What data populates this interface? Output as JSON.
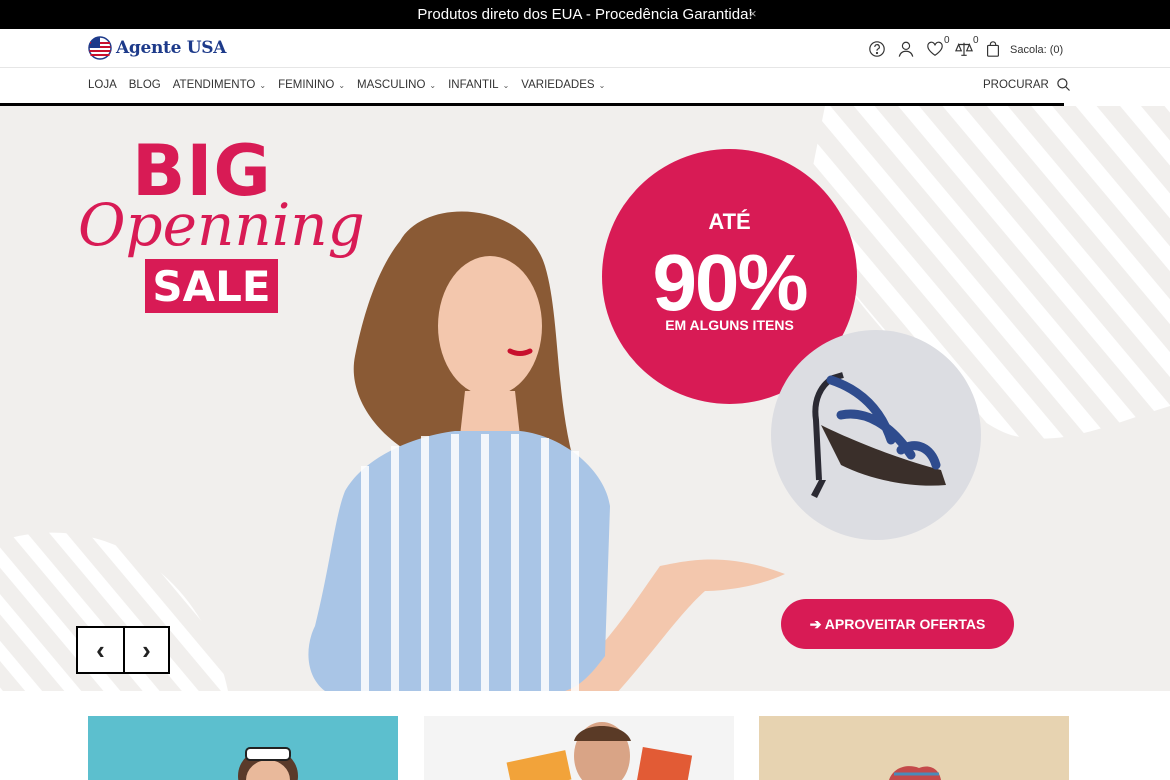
{
  "announcement": {
    "text": "Produtos direto dos EUA - Procedência Garantida!",
    "close": "×"
  },
  "logo": {
    "text": "Agente USA"
  },
  "header": {
    "wishlist_count": "0",
    "compare_count": "0",
    "bag_label": "Sacola: (0)"
  },
  "nav": {
    "items": [
      {
        "label": "LOJA",
        "dropdown": false
      },
      {
        "label": "BLOG",
        "dropdown": false
      },
      {
        "label": "ATENDIMENTO",
        "dropdown": true
      },
      {
        "label": "FEMININO",
        "dropdown": true
      },
      {
        "label": "MASCULINO",
        "dropdown": true
      },
      {
        "label": "INFANTIL",
        "dropdown": true
      },
      {
        "label": "VARIEDADES",
        "dropdown": true
      }
    ],
    "search_label": "PROCURAR"
  },
  "hero": {
    "big": "BIG",
    "openning": "Openning",
    "sale": "SALE",
    "ate": "ATÉ",
    "percent": "90%",
    "some_items": "EM ALGUNS ITENS",
    "cta": "➔ APROVEITAR OFERTAS",
    "prev": "‹",
    "next": "›"
  },
  "colors": {
    "accent": "#d81b55",
    "topbar": "#000000",
    "hero_bg": "#f1efed"
  }
}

***

* **What the exercise asks**
Every record is to be reproduced exactly, with no pictures included.

* **Answer to the problem**
What data populates this interface? Output as JSON.
{
  "announcement": {
    "text": "Produtos direto dos EUA - Procedência Garantida!",
    "close": "×"
  },
  "logo": {
    "text": "Agente USA"
  },
  "header": {
    "wishlist_count": "0",
    "compare_count": "0",
    "bag_label": "Sacola: (0)"
  },
  "nav": {
    "items": [
      {
        "label": "LOJA",
        "dropdown": false
      },
      {
        "label": "BLOG",
        "dropdown": false
      },
      {
        "label": "ATENDIMENTO",
        "dropdown": true
      },
      {
        "label": "FEMININO",
        "dropdown": true
      },
      {
        "label": "MASCULINO",
        "dropdown": true
      },
      {
        "label": "INFANTIL",
        "dropdown": true
      },
      {
        "label": "VARIEDADES",
        "dropdown": true
      }
    ],
    "search_label": "PROCURAR"
  },
  "hero": {
    "big": "BIG",
    "openning": "Openning",
    "sale": "SALE",
    "ate": "ATÉ",
    "percent": "90%",
    "some_items": "EM ALGUNS ITENS",
    "cta": "➔ APROVEITAR OFERTAS",
    "prev": "‹",
    "next": "›"
  },
  "colors": {
    "accent": "#d81b55",
    "topbar": "#000000",
    "hero_bg": "#f1efed"
  }
}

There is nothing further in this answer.